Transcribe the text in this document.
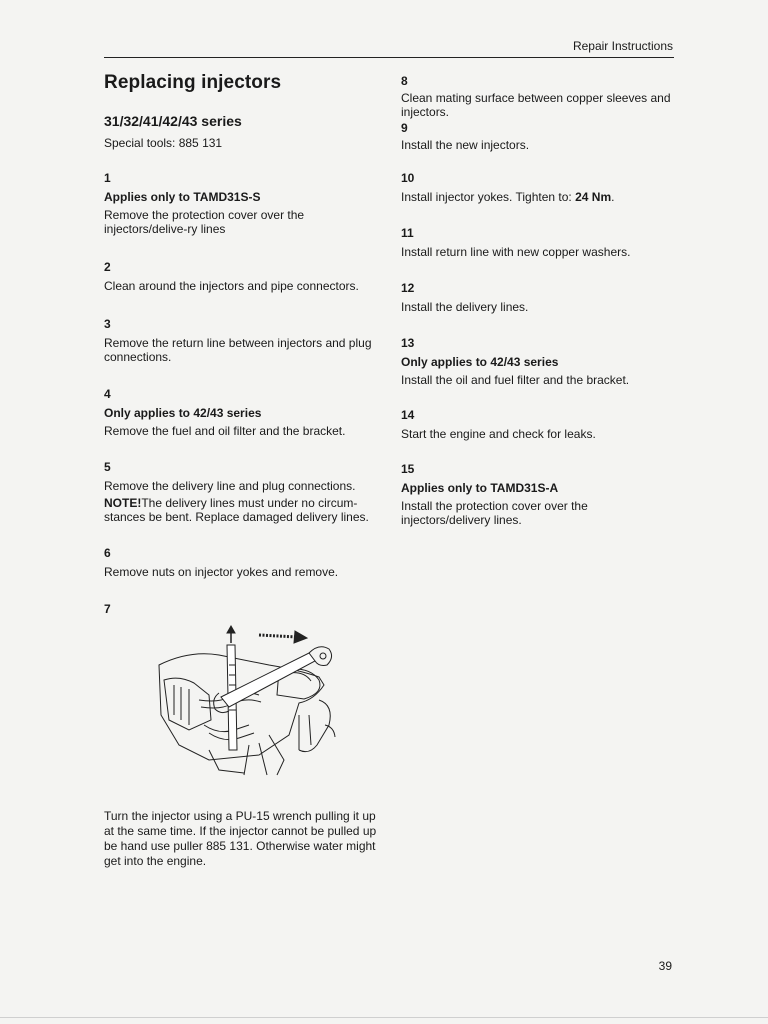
Repair Instructions
Replacing injectors
31/32/41/42/43 series
Special tools: 885 131
1
Applies only to TAMD31S-S
Remove the protection cover over the injectors/delive-ry lines
2
Clean around the injectors and pipe connectors.
3
Remove the return line between injectors and plug connections.
4
Only applies to 42/43 series
Remove the fuel and oil filter and the bracket.
5
Remove the delivery line and plug connections.
NOTE!The delivery lines must under no circum-stances be bent. Replace damaged delivery lines.
6
Remove nuts on injector yokes and remove.
7
Turn the injector using a PU-15 wrench pulling it up at the same time. If the injector cannot be pulled up be hand use puller 885 131. Otherwise water might get into the engine.
8
Clean mating surface between copper sleeves and injectors.
9
Install the new injectors.
10
Install injector yokes. Tighten to: 24 Nm.
11
Install return line with new copper washers.
12
Install the delivery lines.
13
Only applies to 42/43 series
Install the oil and fuel filter and the bracket.
14
Start the engine and check for leaks.
15
Applies only to TAMD31S-A
Install the protection cover over the injectors/delivery lines.
39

::::::::::

# CHALLENGE
Search the material above for "return". Pull out each line where it shows up.

# OUTPUT BELOW
Remove the return line between injectors and plug connections.
Install return line with new copper washers.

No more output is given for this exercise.